Reproduce all the lines below exactly and omit the images.
__________
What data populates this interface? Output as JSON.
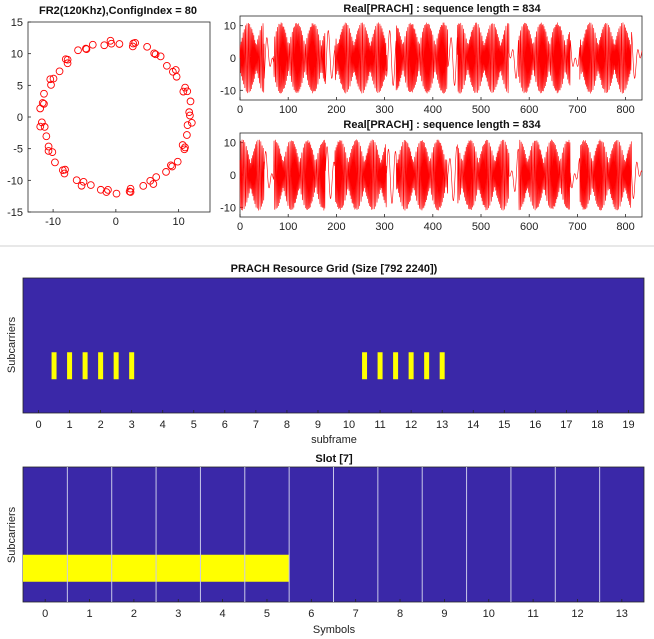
{
  "colors": {
    "signal": "#ff0000",
    "grid_bg": "#3a28a8",
    "highlight": "#ffff00",
    "separator": "#c8c8e8",
    "frame": "#262626"
  },
  "chart_data": [
    {
      "type": "scatter",
      "title": "FR2(120Khz),ConfigIndex = 80",
      "xlim": [
        -14,
        15
      ],
      "ylim": [
        -15,
        15
      ],
      "xticks": [
        -10,
        0,
        10
      ],
      "yticks": [
        15,
        10,
        5,
        0,
        -5,
        -10,
        -15
      ],
      "radius": 11.8,
      "points": 72,
      "marker": "circle"
    },
    {
      "type": "line",
      "title": "Real[PRACH] : sequence length = 834",
      "xlim": [
        0,
        834
      ],
      "ylim": [
        -13,
        13
      ],
      "xticks": [
        0,
        100,
        200,
        300,
        400,
        500,
        600,
        700,
        800
      ],
      "yticks": [
        10,
        0,
        -10
      ],
      "bursts": [
        [
          0,
          50
        ],
        [
          70,
          177
        ],
        [
          197,
          304
        ],
        [
          324,
          431
        ],
        [
          451,
          558
        ],
        [
          578,
          685
        ],
        [
          705,
          812
        ]
      ],
      "amplitude": 11
    },
    {
      "type": "line",
      "title": "Real[PRACH] : sequence length = 834",
      "xlim": [
        0,
        834
      ],
      "ylim": [
        -13,
        13
      ],
      "xticks": [
        0,
        100,
        200,
        300,
        400,
        500,
        600,
        700,
        800
      ],
      "yticks": [
        10,
        0,
        -10
      ],
      "bursts": [
        [
          0,
          50
        ],
        [
          70,
          177
        ],
        [
          197,
          304
        ],
        [
          324,
          431
        ],
        [
          451,
          558
        ],
        [
          578,
          685
        ],
        [
          705,
          812
        ]
      ],
      "amplitude": 11
    },
    {
      "type": "heatmap",
      "title": "PRACH Resource Grid (Size [792 2240])",
      "xlabel": "subframe",
      "ylabel": "Subcarriers",
      "xlim": [
        -0.5,
        19.5
      ],
      "xticks": [
        "0",
        "1",
        "2",
        "3",
        "4",
        "5",
        "6",
        "7",
        "8",
        "9",
        "10",
        "11",
        "12",
        "13",
        "14",
        "15",
        "16",
        "17",
        "18",
        "19"
      ],
      "occupied_subframes": [
        0.5,
        1.0,
        1.5,
        2.0,
        2.5,
        3.0,
        10.5,
        11.0,
        11.5,
        12.0,
        12.5,
        13.0
      ],
      "occupied_band": [
        0.55,
        0.75
      ]
    },
    {
      "type": "heatmap",
      "title": "Slot [7]",
      "xlabel": "Symbols",
      "ylabel": "Subcarriers",
      "xlim": [
        -0.5,
        13.5
      ],
      "xticks": [
        "0",
        "1",
        "2",
        "3",
        "4",
        "5",
        "6",
        "7",
        "8",
        "9",
        "10",
        "11",
        "12",
        "13"
      ],
      "occupied_symbols": [
        0,
        5
      ],
      "occupied_band": [
        0.65,
        0.85
      ]
    }
  ]
}
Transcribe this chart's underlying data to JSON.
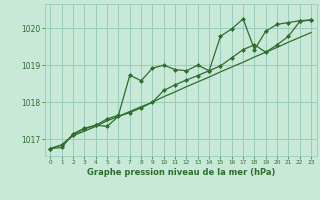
{
  "title": "Graphe pression niveau de la mer (hPa)",
  "background_color": "#c8e8d8",
  "plot_bg_color": "#c8e8d8",
  "grid_color": "#99ccbb",
  "line_color": "#2d6e2d",
  "marker_color": "#2d6e2d",
  "xlim": [
    -0.5,
    23.5
  ],
  "ylim": [
    1016.55,
    1020.65
  ],
  "yticks": [
    1017,
    1018,
    1019,
    1020
  ],
  "xticks": [
    0,
    1,
    2,
    3,
    4,
    5,
    6,
    7,
    8,
    9,
    10,
    11,
    12,
    13,
    14,
    15,
    16,
    17,
    18,
    19,
    20,
    21,
    22,
    23
  ],
  "series1": [
    1016.75,
    1016.78,
    1017.15,
    1017.3,
    1017.38,
    1017.55,
    1017.65,
    1018.73,
    1018.58,
    1018.92,
    1019.0,
    1018.88,
    1018.85,
    1019.0,
    1018.85,
    1019.78,
    1019.98,
    1020.25,
    1019.42,
    1019.92,
    1020.1,
    1020.15,
    1020.2,
    1020.22
  ],
  "series2": [
    1016.75,
    1016.85,
    1017.12,
    1017.28,
    1017.38,
    1017.35,
    1017.62,
    1017.72,
    1017.85,
    1018.0,
    1018.32,
    1018.47,
    1018.6,
    1018.72,
    1018.85,
    1018.98,
    1019.2,
    1019.42,
    1019.55,
    1019.35,
    1019.55,
    1019.78,
    1020.18,
    1020.22
  ],
  "series3": [
    1016.75,
    1016.85,
    1017.1,
    1017.22,
    1017.35,
    1017.5,
    1017.62,
    1017.75,
    1017.88,
    1018.0,
    1018.15,
    1018.28,
    1018.42,
    1018.55,
    1018.68,
    1018.82,
    1018.95,
    1019.08,
    1019.22,
    1019.35,
    1019.48,
    1019.62,
    1019.75,
    1019.88
  ]
}
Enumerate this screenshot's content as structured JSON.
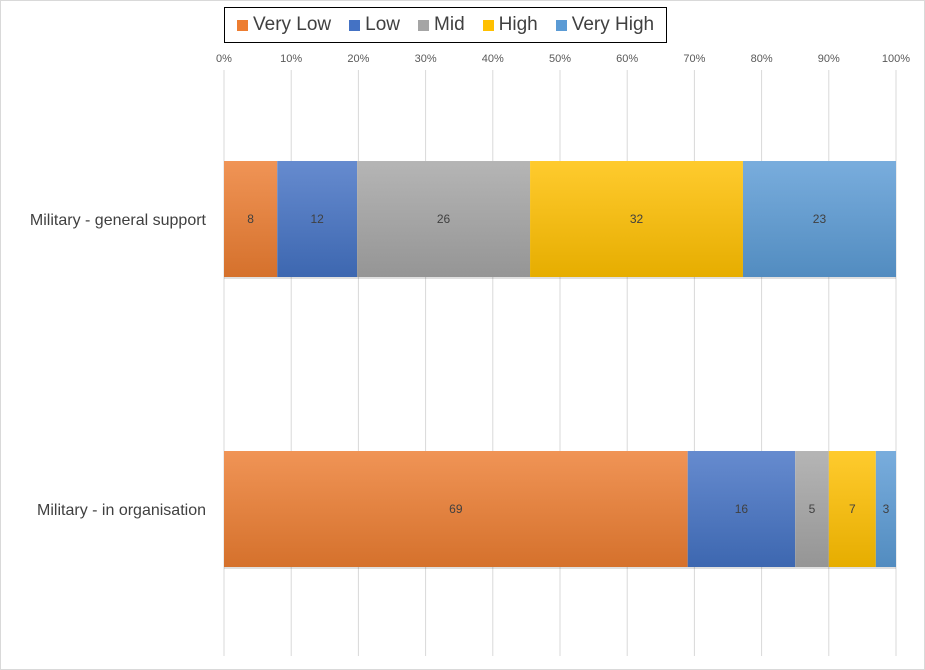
{
  "chart_data": {
    "type": "bar",
    "orientation": "horizontal",
    "stacked": "100%",
    "categories": [
      "Military - general support",
      "Military - in organisation"
    ],
    "series": [
      {
        "name": "Very Low",
        "color": "#ED7D31",
        "values": [
          8,
          69
        ]
      },
      {
        "name": "Low",
        "color": "#4472C4",
        "values": [
          12,
          16
        ]
      },
      {
        "name": "Mid",
        "color": "#A5A5A5",
        "values": [
          26,
          5
        ]
      },
      {
        "name": "High",
        "color": "#FFC000",
        "values": [
          32,
          7
        ]
      },
      {
        "name": "Very High",
        "color": "#5B9BD5",
        "values": [
          23,
          3
        ]
      }
    ],
    "x_ticks": [
      "0%",
      "10%",
      "20%",
      "30%",
      "40%",
      "50%",
      "60%",
      "70%",
      "80%",
      "90%",
      "100%"
    ],
    "xlim": [
      0,
      100
    ],
    "grid": true,
    "legend_position": "top",
    "data_labels": true
  }
}
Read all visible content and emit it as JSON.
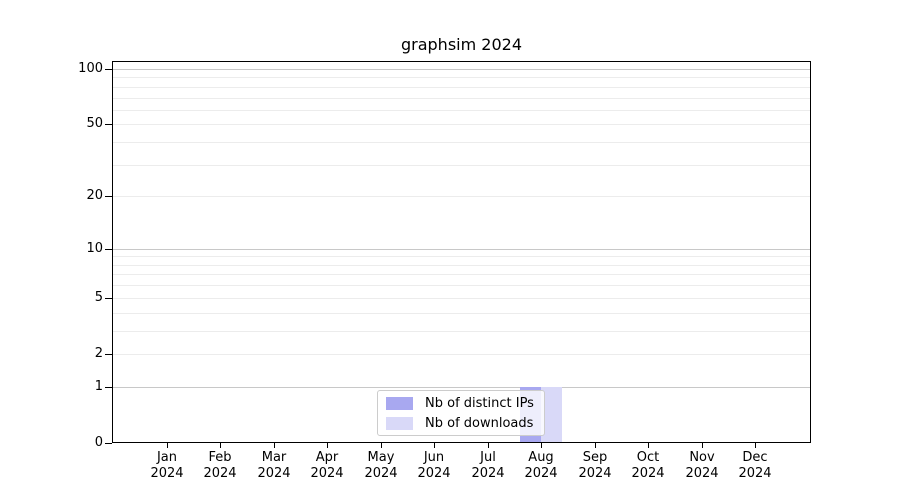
{
  "title": "graphsim 2024",
  "chart_data": {
    "type": "bar",
    "title": "graphsim 2024",
    "categories": [
      "Jan 2024",
      "Feb 2024",
      "Mar 2024",
      "Apr 2024",
      "May 2024",
      "Jun 2024",
      "Jul 2024",
      "Aug 2024",
      "Sep 2024",
      "Oct 2024",
      "Nov 2024",
      "Dec 2024"
    ],
    "series": [
      {
        "name": "Nb of distinct IPs",
        "color": "#a8a8f0",
        "values": [
          0,
          0,
          0,
          0,
          0,
          0,
          0,
          1,
          0,
          0,
          0,
          0
        ]
      },
      {
        "name": "Nb of downloads",
        "color": "#d9d9f8",
        "values": [
          0,
          0,
          0,
          0,
          0,
          0,
          0,
          1,
          0,
          0,
          0,
          0
        ]
      }
    ],
    "xlabel": "",
    "ylabel": "",
    "yscale": "log10(1+x)",
    "ylim": [
      0,
      110
    ],
    "ytick_labels": [
      0,
      1,
      2,
      5,
      10,
      20,
      50,
      100
    ],
    "major_gridlines": [
      1,
      10,
      100
    ],
    "minor_gridlines": [
      2,
      3,
      4,
      5,
      6,
      7,
      8,
      9,
      20,
      30,
      40,
      50,
      60,
      70,
      80,
      90
    ],
    "grid": "on",
    "legend_position": "lower center inside axes"
  },
  "colors": {
    "major_grid": "#c8c8c8",
    "minor_grid": "#ececec",
    "axis": "#000000",
    "text": "#000000",
    "legend_border": "#cccccc"
  }
}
__________
Answer to this task »
What data populates this interface? Output as JSON.
{
  "colors": {
    "signal": "#ff0000",
    "grid_bg": "#3a28a8",
    "highlight": "#ffff00",
    "separator": "#c8c8e8",
    "frame": "#262626"
  },
  "chart_data": [
    {
      "type": "scatter",
      "title": "FR2(120Khz),ConfigIndex = 80",
      "xlim": [
        -14,
        15
      ],
      "ylim": [
        -15,
        15
      ],
      "xticks": [
        -10,
        0,
        10
      ],
      "yticks": [
        15,
        10,
        5,
        0,
        -5,
        -10,
        -15
      ],
      "radius": 11.8,
      "points": 72,
      "marker": "circle"
    },
    {
      "type": "line",
      "title": "Real[PRACH] : sequence length = 834",
      "xlim": [
        0,
        834
      ],
      "ylim": [
        -13,
        13
      ],
      "xticks": [
        0,
        100,
        200,
        300,
        400,
        500,
        600,
        700,
        800
      ],
      "yticks": [
        10,
        0,
        -10
      ],
      "bursts": [
        [
          0,
          50
        ],
        [
          70,
          177
        ],
        [
          197,
          304
        ],
        [
          324,
          431
        ],
        [
          451,
          558
        ],
        [
          578,
          685
        ],
        [
          705,
          812
        ]
      ],
      "amplitude": 11
    },
    {
      "type": "line",
      "title": "Real[PRACH] : sequence length = 834",
      "xlim": [
        0,
        834
      ],
      "ylim": [
        -13,
        13
      ],
      "xticks": [
        0,
        100,
        200,
        300,
        400,
        500,
        600,
        700,
        800
      ],
      "yticks": [
        10,
        0,
        -10
      ],
      "bursts": [
        [
          0,
          50
        ],
        [
          70,
          177
        ],
        [
          197,
          304
        ],
        [
          324,
          431
        ],
        [
          451,
          558
        ],
        [
          578,
          685
        ],
        [
          705,
          812
        ]
      ],
      "amplitude": 11
    },
    {
      "type": "heatmap",
      "title": "PRACH Resource Grid (Size [792 2240])",
      "xlabel": "subframe",
      "ylabel": "Subcarriers",
      "xlim": [
        -0.5,
        19.5
      ],
      "xticks": [
        "0",
        "1",
        "2",
        "3",
        "4",
        "5",
        "6",
        "7",
        "8",
        "9",
        "10",
        "11",
        "12",
        "13",
        "14",
        "15",
        "16",
        "17",
        "18",
        "19"
      ],
      "occupied_subframes": [
        0.5,
        1.0,
        1.5,
        2.0,
        2.5,
        3.0,
        10.5,
        11.0,
        11.5,
        12.0,
        12.5,
        13.0
      ],
      "occupied_band": [
        0.55,
        0.75
      ]
    },
    {
      "type": "heatmap",
      "title": "Slot [7]",
      "xlabel": "Symbols",
      "ylabel": "Subcarriers",
      "xlim": [
        -0.5,
        13.5
      ],
      "xticks": [
        "0",
        "1",
        "2",
        "3",
        "4",
        "5",
        "6",
        "7",
        "8",
        "9",
        "10",
        "11",
        "12",
        "13"
      ],
      "occupied_symbols": [
        0,
        5
      ],
      "occupied_band": [
        0.65,
        0.85
      ]
    }
  ]
}
Transcribe this chart's underlying data to JSON.
{
  "title": "Graphe pression niveau de la mer (hPa)",
  "background_color": "#c8e8d8",
  "plot_bg_color": "#c8e8d8",
  "grid_color": "#99ccbb",
  "line_color": "#2d6e2d",
  "marker_color": "#2d6e2d",
  "xlim": [
    -0.5,
    23.5
  ],
  "ylim": [
    1016.55,
    1020.65
  ],
  "yticks": [
    1017,
    1018,
    1019,
    1020
  ],
  "xticks": [
    0,
    1,
    2,
    3,
    4,
    5,
    6,
    7,
    8,
    9,
    10,
    11,
    12,
    13,
    14,
    15,
    16,
    17,
    18,
    19,
    20,
    21,
    22,
    23
  ],
  "series1": [
    1016.75,
    1016.78,
    1017.15,
    1017.3,
    1017.38,
    1017.55,
    1017.65,
    1018.73,
    1018.58,
    1018.92,
    1019.0,
    1018.88,
    1018.85,
    1019.0,
    1018.85,
    1019.78,
    1019.98,
    1020.25,
    1019.42,
    1019.92,
    1020.1,
    1020.15,
    1020.2,
    1020.22
  ],
  "series2": [
    1016.75,
    1016.85,
    1017.12,
    1017.28,
    1017.38,
    1017.35,
    1017.62,
    1017.72,
    1017.85,
    1018.0,
    1018.32,
    1018.47,
    1018.6,
    1018.72,
    1018.85,
    1018.98,
    1019.2,
    1019.42,
    1019.55,
    1019.35,
    1019.55,
    1019.78,
    1020.18,
    1020.22
  ],
  "series3": [
    1016.75,
    1016.85,
    1017.1,
    1017.22,
    1017.35,
    1017.5,
    1017.62,
    1017.75,
    1017.88,
    1018.0,
    1018.15,
    1018.28,
    1018.42,
    1018.55,
    1018.68,
    1018.82,
    1018.95,
    1019.08,
    1019.22,
    1019.35,
    1019.48,
    1019.62,
    1019.75,
    1019.88
  ]
}
Enumerate this screenshot's content as structured JSON.
{
  "chart_data": {
    "type": "bar",
    "orientation": "horizontal",
    "stacked": "100%",
    "categories": [
      "Military - general support",
      "Military - in organisation"
    ],
    "series": [
      {
        "name": "Very Low",
        "color": "#ED7D31",
        "values": [
          8,
          69
        ]
      },
      {
        "name": "Low",
        "color": "#4472C4",
        "values": [
          12,
          16
        ]
      },
      {
        "name": "Mid",
        "color": "#A5A5A5",
        "values": [
          26,
          5
        ]
      },
      {
        "name": "High",
        "color": "#FFC000",
        "values": [
          32,
          7
        ]
      },
      {
        "name": "Very High",
        "color": "#5B9BD5",
        "values": [
          23,
          3
        ]
      }
    ],
    "x_ticks": [
      "0%",
      "10%",
      "20%",
      "30%",
      "40%",
      "50%",
      "60%",
      "70%",
      "80%",
      "90%",
      "100%"
    ],
    "xlim": [
      0,
      100
    ],
    "grid": true,
    "legend_position": "top",
    "data_labels": true
  }
}
Read all visible content and emit it as JSON.
{
  "title": "graphsim 2024",
  "chart_data": {
    "type": "bar",
    "title": "graphsim 2024",
    "categories": [
      "Jan 2024",
      "Feb 2024",
      "Mar 2024",
      "Apr 2024",
      "May 2024",
      "Jun 2024",
      "Jul 2024",
      "Aug 2024",
      "Sep 2024",
      "Oct 2024",
      "Nov 2024",
      "Dec 2024"
    ],
    "series": [
      {
        "name": "Nb of distinct IPs",
        "color": "#a8a8f0",
        "values": [
          0,
          0,
          0,
          0,
          0,
          0,
          0,
          1,
          0,
          0,
          0,
          0
        ]
      },
      {
        "name": "Nb of downloads",
        "color": "#d9d9f8",
        "values": [
          0,
          0,
          0,
          0,
          0,
          0,
          0,
          1,
          0,
          0,
          0,
          0
        ]
      }
    ],
    "xlabel": "",
    "ylabel": "",
    "yscale": "log10(1+x)",
    "ylim": [
      0,
      110
    ],
    "ytick_labels": [
      0,
      1,
      2,
      5,
      10,
      20,
      50,
      100
    ],
    "major_gridlines": [
      1,
      10,
      100
    ],
    "minor_gridlines": [
      2,
      3,
      4,
      5,
      6,
      7,
      8,
      9,
      20,
      30,
      40,
      50,
      60,
      70,
      80,
      90
    ],
    "grid": "on",
    "legend_position": "lower center inside axes"
  },
  "colors": {
    "major_grid": "#c8c8c8",
    "minor_grid": "#ececec",
    "axis": "#000000",
    "text": "#000000",
    "legend_border": "#cccccc"
  }
}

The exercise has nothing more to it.